---------- Record excerpts ----------

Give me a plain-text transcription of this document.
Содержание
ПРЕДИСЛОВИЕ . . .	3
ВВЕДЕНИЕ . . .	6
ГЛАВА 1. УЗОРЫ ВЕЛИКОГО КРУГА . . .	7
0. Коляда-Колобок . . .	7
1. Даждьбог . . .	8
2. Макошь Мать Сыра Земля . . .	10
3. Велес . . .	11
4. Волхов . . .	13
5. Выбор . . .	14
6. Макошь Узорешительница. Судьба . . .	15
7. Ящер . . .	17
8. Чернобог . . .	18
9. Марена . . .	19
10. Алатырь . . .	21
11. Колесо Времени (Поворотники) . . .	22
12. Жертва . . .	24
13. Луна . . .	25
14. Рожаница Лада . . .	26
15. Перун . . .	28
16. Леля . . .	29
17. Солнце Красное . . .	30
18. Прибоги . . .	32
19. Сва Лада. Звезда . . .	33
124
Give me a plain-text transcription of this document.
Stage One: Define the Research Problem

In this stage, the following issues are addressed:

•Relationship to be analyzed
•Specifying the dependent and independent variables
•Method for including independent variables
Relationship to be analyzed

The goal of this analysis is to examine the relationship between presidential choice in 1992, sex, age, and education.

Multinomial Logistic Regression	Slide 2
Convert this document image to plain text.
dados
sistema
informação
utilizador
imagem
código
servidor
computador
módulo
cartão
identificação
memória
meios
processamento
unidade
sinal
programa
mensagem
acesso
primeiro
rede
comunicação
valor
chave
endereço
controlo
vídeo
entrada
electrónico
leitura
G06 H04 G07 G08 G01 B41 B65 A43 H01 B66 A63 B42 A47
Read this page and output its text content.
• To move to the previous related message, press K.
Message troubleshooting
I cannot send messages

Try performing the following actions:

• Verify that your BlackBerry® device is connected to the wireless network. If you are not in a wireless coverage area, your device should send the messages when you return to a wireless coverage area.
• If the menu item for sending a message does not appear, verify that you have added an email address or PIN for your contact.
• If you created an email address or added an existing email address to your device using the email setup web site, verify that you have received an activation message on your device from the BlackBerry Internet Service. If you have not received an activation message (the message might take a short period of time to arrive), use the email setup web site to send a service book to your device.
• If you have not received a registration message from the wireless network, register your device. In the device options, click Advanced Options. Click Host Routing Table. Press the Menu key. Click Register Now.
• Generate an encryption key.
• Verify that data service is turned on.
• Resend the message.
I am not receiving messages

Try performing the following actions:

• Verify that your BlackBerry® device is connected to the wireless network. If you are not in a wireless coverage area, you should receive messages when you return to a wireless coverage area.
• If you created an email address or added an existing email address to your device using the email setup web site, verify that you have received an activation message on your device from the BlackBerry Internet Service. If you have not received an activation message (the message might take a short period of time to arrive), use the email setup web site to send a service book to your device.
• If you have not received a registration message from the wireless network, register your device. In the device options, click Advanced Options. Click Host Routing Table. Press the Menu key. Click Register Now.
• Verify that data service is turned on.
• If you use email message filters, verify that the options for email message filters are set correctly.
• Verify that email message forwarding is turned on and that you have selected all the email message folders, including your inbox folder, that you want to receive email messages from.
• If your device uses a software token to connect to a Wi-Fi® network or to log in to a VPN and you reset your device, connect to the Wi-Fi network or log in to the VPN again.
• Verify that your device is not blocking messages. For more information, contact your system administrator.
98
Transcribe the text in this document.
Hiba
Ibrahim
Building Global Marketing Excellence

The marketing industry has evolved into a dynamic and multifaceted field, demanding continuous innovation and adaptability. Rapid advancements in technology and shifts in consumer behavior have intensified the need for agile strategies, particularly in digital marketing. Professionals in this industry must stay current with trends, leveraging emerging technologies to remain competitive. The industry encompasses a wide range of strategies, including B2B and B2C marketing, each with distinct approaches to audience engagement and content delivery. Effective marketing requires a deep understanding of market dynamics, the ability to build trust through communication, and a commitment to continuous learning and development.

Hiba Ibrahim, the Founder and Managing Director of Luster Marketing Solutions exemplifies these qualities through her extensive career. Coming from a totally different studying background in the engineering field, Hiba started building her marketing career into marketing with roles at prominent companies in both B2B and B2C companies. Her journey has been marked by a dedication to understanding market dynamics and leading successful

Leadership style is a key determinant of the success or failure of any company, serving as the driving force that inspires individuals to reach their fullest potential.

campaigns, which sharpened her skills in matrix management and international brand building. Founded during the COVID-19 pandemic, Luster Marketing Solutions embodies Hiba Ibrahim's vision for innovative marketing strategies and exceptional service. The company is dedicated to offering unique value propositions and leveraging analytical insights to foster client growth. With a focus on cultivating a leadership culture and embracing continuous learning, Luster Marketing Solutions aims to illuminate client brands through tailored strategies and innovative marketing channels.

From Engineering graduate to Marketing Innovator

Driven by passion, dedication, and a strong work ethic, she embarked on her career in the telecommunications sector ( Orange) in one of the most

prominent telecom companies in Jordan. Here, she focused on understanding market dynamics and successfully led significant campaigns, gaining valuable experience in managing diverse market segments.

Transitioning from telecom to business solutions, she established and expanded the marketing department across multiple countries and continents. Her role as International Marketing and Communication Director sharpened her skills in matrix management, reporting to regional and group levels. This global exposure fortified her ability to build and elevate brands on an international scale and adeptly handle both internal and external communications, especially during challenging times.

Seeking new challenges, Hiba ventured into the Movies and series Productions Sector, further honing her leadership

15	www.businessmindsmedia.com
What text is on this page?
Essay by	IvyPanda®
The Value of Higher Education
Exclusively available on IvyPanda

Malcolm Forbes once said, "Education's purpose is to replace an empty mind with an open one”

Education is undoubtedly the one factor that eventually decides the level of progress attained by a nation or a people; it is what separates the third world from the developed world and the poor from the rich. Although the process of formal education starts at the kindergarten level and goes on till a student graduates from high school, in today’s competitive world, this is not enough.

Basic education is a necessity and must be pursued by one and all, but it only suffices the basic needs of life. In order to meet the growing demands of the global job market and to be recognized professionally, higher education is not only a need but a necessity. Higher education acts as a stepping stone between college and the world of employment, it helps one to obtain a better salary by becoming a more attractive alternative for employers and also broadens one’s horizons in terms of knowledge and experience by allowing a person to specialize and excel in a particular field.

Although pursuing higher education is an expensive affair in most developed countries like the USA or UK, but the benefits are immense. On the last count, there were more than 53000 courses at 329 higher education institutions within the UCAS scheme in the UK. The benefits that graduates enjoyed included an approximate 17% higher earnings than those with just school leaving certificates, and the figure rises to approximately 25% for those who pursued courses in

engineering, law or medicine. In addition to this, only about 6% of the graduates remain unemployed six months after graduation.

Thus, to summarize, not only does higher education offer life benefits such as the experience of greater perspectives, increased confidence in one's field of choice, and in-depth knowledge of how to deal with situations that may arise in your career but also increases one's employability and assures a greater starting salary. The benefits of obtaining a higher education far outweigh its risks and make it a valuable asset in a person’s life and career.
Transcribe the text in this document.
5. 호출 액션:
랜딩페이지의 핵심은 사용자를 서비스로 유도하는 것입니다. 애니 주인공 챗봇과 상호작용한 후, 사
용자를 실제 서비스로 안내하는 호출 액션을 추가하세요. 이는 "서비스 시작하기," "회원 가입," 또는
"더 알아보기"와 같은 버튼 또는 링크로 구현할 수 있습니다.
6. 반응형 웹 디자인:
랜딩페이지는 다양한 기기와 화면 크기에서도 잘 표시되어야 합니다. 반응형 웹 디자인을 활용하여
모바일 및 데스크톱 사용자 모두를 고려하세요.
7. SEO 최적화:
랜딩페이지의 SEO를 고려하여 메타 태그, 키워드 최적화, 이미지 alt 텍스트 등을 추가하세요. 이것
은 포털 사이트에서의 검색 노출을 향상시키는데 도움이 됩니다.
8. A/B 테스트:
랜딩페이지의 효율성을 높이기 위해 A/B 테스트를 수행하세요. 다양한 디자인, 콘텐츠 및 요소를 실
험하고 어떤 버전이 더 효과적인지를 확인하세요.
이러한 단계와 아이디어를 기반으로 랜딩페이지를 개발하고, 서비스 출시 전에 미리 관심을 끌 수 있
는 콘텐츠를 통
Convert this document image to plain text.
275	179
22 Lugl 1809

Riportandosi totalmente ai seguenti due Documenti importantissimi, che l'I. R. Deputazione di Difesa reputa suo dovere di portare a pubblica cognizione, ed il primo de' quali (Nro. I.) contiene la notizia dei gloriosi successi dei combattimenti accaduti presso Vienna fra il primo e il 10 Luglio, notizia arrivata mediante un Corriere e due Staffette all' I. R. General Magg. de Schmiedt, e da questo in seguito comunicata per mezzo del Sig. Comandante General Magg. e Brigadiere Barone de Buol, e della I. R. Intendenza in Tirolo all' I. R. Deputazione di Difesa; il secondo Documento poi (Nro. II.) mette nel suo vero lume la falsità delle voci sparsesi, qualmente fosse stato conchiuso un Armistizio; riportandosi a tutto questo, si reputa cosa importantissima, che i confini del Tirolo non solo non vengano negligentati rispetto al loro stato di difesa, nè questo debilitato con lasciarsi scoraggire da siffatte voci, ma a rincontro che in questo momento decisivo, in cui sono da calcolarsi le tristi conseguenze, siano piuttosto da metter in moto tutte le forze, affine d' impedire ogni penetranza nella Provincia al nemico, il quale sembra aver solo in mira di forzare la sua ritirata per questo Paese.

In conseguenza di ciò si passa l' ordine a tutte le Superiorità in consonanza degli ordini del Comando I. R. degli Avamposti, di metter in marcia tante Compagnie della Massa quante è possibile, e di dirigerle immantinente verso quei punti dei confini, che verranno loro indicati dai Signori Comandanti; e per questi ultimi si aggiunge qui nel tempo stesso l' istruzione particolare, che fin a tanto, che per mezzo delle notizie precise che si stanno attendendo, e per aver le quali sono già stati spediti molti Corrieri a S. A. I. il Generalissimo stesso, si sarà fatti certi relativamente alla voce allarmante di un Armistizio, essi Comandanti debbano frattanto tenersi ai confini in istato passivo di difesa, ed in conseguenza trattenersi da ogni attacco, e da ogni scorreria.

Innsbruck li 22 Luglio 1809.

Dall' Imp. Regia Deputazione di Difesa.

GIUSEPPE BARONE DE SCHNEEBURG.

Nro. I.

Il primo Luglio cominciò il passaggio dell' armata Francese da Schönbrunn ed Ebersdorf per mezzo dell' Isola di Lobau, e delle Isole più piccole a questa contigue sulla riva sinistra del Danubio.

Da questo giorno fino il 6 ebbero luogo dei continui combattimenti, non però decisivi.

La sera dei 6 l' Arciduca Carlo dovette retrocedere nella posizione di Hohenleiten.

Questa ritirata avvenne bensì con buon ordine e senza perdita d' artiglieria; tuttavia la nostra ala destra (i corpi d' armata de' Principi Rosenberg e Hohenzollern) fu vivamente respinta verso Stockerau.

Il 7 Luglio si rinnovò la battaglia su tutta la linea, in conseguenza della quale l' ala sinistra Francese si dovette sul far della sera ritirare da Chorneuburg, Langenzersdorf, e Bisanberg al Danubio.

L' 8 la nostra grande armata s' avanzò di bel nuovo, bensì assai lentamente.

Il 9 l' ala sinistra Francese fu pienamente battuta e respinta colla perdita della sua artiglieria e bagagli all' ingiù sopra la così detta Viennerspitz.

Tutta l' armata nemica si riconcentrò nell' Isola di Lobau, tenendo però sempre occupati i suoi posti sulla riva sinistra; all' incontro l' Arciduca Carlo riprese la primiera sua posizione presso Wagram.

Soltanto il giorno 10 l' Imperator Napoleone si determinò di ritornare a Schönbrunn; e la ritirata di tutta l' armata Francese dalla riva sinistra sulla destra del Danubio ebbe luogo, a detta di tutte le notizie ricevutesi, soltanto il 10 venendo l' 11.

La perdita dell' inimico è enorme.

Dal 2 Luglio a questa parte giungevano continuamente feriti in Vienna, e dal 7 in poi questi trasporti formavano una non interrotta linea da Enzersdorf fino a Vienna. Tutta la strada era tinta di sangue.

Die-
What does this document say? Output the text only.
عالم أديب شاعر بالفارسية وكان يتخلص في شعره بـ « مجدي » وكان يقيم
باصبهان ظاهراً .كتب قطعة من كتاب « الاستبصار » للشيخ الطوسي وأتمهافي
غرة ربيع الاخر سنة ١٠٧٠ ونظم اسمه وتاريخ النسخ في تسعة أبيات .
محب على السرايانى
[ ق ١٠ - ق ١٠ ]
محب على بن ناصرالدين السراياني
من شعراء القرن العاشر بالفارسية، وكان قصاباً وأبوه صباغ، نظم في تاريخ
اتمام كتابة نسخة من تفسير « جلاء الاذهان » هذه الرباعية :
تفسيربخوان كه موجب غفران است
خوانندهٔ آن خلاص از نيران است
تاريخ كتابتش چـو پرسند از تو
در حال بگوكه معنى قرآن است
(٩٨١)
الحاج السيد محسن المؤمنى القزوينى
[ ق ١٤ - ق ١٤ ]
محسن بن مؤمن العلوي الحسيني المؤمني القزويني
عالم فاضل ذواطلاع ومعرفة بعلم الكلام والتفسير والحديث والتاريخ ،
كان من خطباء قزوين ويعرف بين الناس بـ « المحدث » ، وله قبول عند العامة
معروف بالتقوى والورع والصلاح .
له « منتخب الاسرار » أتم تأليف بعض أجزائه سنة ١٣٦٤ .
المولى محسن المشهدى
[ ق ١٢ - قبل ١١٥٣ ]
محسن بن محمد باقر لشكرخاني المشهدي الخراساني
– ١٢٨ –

----------

- **What the task asks**
Scan the lines for the string "wireless". Pick out every line that has it.

- **Exercise response**
• Verify that your BlackBerry® device is connected to the wireless network. If you are not in a wireless coverage area, your device should send the messages when you return to a wireless coverage area.
• If you have not received a registration message from the wireless network, register your device. In the device options, click Advanced Options. Click Host Routing Table. Press the Menu key. Click Register Now.
• Verify that your BlackBerry® device is connected to the wireless network. If you are not in a wireless coverage area, you should receive messages when you return to a wireless coverage area.
• If you have not received a registration message from the wireless network, register your device. In the device options, click Advanced Options. Click Host Routing Table. Press the Menu key. Click Register Now.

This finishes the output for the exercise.